Record set:
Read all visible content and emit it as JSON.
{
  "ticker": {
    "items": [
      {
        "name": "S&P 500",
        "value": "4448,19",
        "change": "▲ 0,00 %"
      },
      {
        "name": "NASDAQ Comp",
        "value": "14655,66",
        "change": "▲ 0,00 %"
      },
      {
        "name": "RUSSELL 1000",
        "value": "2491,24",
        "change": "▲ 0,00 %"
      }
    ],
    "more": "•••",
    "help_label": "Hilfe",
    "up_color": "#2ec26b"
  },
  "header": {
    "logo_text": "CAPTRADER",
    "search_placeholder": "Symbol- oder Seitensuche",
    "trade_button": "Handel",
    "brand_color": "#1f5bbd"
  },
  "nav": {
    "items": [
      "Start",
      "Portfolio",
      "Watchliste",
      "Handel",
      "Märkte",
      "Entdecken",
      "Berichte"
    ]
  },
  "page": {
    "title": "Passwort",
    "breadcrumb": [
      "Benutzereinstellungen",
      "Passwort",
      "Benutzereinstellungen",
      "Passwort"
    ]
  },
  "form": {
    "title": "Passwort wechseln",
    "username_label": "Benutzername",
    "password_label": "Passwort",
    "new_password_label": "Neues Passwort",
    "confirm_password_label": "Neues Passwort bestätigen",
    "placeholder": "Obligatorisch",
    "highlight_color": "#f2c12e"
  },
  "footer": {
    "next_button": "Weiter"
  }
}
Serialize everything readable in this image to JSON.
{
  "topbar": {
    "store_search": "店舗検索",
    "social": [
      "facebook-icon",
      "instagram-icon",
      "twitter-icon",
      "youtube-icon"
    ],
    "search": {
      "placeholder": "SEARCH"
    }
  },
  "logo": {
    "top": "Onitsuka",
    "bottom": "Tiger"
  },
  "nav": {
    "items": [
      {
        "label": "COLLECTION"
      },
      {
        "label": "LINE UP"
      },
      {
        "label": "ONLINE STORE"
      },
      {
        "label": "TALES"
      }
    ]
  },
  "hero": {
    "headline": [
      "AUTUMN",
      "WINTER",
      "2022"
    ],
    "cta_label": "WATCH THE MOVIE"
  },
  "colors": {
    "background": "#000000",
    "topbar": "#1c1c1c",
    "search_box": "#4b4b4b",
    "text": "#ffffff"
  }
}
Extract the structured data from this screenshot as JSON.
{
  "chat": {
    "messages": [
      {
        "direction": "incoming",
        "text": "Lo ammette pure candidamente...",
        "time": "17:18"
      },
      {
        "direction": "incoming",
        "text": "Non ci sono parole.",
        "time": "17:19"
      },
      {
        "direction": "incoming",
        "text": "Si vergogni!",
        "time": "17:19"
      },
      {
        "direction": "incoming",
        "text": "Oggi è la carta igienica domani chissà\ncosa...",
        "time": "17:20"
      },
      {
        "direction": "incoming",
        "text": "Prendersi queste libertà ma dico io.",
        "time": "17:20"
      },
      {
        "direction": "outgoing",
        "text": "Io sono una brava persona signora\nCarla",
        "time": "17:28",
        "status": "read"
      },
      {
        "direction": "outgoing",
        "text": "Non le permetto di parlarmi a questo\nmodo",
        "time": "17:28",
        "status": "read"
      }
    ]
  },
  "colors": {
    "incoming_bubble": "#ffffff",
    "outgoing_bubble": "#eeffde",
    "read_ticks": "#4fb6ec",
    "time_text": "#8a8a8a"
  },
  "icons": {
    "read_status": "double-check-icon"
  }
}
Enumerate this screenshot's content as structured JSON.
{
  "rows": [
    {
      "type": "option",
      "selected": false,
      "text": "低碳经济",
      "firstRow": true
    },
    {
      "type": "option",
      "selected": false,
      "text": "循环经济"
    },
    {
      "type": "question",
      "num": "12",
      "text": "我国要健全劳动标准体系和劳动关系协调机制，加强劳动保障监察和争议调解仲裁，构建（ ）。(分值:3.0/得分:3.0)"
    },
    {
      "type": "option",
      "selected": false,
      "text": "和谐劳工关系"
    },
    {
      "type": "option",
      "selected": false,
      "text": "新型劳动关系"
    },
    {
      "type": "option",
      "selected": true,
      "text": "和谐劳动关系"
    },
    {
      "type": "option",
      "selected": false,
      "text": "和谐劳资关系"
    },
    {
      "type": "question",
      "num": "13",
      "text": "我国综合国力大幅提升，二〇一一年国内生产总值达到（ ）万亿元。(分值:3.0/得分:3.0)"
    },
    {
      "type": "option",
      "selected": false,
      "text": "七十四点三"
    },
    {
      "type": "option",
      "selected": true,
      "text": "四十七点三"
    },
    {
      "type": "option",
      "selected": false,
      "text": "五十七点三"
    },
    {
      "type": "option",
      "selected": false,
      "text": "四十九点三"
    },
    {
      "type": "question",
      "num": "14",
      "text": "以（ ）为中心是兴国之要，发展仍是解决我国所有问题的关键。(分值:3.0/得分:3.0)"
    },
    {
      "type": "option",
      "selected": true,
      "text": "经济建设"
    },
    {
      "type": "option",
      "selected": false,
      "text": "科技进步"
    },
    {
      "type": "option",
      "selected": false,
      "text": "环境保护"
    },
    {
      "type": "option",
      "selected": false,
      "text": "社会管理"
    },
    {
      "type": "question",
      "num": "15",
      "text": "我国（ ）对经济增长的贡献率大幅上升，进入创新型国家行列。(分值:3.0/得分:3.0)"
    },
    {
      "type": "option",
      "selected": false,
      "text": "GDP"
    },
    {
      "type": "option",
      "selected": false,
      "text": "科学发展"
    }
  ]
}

What the task asks: Check each line of the records above for "this", and copy those that have it.

Result below:
Serialize everything readable in this image to JSON.
Extract the structured data from this screenshot as JSON.
Enumerate this screenshot's content as structured JSON.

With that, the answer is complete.